= What you will do =
Quote the listing below in its entirety.

----------------

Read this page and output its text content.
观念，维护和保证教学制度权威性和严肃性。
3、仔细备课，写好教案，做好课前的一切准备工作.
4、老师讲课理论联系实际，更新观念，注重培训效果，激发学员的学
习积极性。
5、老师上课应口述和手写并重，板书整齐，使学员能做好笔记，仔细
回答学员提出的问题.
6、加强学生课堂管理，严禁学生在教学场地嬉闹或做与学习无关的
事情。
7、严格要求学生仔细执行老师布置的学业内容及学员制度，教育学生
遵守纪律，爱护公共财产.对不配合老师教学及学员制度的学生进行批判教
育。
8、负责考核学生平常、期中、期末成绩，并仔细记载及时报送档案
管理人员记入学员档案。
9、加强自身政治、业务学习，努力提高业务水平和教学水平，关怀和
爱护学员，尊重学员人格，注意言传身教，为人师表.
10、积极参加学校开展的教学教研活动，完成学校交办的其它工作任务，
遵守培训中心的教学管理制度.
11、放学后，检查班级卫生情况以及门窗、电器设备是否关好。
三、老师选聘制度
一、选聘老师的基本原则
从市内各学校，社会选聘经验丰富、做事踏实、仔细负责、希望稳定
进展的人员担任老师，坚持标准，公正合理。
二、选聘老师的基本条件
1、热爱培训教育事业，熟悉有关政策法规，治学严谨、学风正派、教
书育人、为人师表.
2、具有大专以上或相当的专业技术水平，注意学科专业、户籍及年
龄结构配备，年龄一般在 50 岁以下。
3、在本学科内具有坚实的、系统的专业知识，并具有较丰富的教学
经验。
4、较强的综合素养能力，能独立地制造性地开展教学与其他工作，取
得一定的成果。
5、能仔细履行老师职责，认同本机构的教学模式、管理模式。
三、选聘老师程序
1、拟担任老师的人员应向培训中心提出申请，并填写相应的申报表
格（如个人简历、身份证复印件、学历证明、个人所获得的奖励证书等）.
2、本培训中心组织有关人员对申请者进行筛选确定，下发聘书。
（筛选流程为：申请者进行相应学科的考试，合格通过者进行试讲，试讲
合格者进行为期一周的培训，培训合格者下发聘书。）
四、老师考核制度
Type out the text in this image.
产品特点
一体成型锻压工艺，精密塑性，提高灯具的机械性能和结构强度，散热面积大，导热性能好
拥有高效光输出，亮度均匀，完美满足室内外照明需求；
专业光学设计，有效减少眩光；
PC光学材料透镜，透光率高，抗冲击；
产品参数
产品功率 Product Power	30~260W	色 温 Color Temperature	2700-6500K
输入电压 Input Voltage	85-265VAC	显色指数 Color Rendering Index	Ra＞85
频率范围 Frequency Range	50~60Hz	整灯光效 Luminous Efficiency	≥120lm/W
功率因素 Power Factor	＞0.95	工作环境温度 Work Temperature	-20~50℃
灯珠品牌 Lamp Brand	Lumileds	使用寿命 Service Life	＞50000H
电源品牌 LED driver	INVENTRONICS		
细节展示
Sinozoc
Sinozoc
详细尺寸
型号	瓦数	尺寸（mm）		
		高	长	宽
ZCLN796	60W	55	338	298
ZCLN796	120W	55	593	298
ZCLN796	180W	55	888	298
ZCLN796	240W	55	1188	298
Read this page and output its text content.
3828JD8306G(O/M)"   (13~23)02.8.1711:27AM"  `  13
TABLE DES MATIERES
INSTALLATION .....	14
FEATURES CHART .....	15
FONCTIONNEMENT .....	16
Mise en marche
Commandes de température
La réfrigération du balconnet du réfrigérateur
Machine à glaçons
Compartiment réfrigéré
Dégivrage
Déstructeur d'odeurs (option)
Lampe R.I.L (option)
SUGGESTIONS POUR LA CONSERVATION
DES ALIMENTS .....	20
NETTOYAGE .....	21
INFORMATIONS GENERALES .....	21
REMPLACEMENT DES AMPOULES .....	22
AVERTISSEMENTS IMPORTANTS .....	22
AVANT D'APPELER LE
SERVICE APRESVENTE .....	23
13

----------------

= Right answer =
Read this page and output its text content.
观念，维护和保证教学制度权威性和严肃性。
3、仔细备课，写好教案，做好课前的一切准备工作.
4、老师讲课理论联系实际，更新观念，注重培训效果，激发学员的学
习积极性。
5、老师上课应口述和手写并重，板书整齐，使学员能做好笔记，仔细
回答学员提出的问题.
6、加强学生课堂管理，严禁学生在教学场地嬉闹或做与学习无关的
事情。
7、严格要求学生仔细执行老师布置的学业内容及学员制度，教育学生
遵守纪律，爱护公共财产.对不配合老师教学及学员制度的学生进行批判教
育。
8、负责考核学生平常、期中、期末成绩，并仔细记载及时报送档案
管理人员记入学员档案。
9、加强自身政治、业务学习，努力提高业务水平和教学水平，关怀和
爱护学员，尊重学员人格，注意言传身教，为人师表.
10、积极参加学校开展的教学教研活动，完成学校交办的其它工作任务，
遵守培训中心的教学管理制度.
11、放学后，检查班级卫生情况以及门窗、电器设备是否关好。
三、老师选聘制度
一、选聘老师的基本原则
从市内各学校，社会选聘经验丰富、做事踏实、仔细负责、希望稳定
进展的人员担任老师，坚持标准，公正合理。
二、选聘老师的基本条件
1、热爱培训教育事业，熟悉有关政策法规，治学严谨、学风正派、教
书育人、为人师表.
2、具有大专以上或相当的专业技术水平，注意学科专业、户籍及年
龄结构配备，年龄一般在 50 岁以下。
3、在本学科内具有坚实的、系统的专业知识，并具有较丰富的教学
经验。
4、较强的综合素养能力，能独立地制造性地开展教学与其他工作，取
得一定的成果。
5、能仔细履行老师职责，认同本机构的教学模式、管理模式。
三、选聘老师程序
1、拟担任老师的人员应向培训中心提出申请，并填写相应的申报表
格（如个人简历、身份证复印件、学历证明、个人所获得的奖励证书等）.
2、本培训中心组织有关人员对申请者进行筛选确定，下发聘书。
（筛选流程为：申请者进行相应学科的考试，合格通过者进行试讲，试讲
合格者进行为期一周的培训，培训合格者下发聘书。）
四、老师考核制度
Type out the text in this image.
产品特点
一体成型锻压工艺，精密塑性，提高灯具的机械性能和结构强度，散热面积大，导热性能好
拥有高效光输出，亮度均匀，完美满足室内外照明需求；
专业光学设计，有效减少眩光；
PC光学材料透镜，透光率高，抗冲击；
产品参数
产品功率 Product Power	30~260W	色 温 Color Temperature	2700-6500K
输入电压 Input Voltage	85-265VAC	显色指数 Color Rendering Index	Ra＞85
频率范围 Frequency Range	50~60Hz	整灯光效 Luminous Efficiency	≥120lm/W
功率因素 Power Factor	＞0.95	工作环境温度 Work Temperature	-20~50℃
灯珠品牌 Lamp Brand	Lumileds	使用寿命 Service Life	＞50000H
电源品牌 LED driver	INVENTRONICS		
细节展示
Sinozoc
Sinozoc
详细尺寸
型号	瓦数	尺寸（mm）		
		高	长	宽
ZCLN796	60W	55	338	298
ZCLN796	120W	55	593	298
ZCLN796	180W	55	888	298
ZCLN796	240W	55	1188	298
Read this page and output its text content.
3828JD8306G(O/M)"   (13~23)02.8.1711:27AM"  `  13
TABLE DES MATIERES
INSTALLATION .....	14
FEATURES CHART .....	15
FONCTIONNEMENT .....	16
Mise en marche
Commandes de température
La réfrigération du balconnet du réfrigérateur
Machine à glaçons
Compartiment réfrigéré
Dégivrage
Déstructeur d'odeurs (option)
Lampe R.I.L (option)
SUGGESTIONS POUR LA CONSERVATION
DES ALIMENTS .....	20
NETTOYAGE .....	21
INFORMATIONS GENERALES .....	21
REMPLACEMENT DES AMPOULES .....	22
AVERTISSEMENTS IMPORTANTS .....	22
AVANT D'APPELER LE
SERVICE APRESVENTE .....	23
13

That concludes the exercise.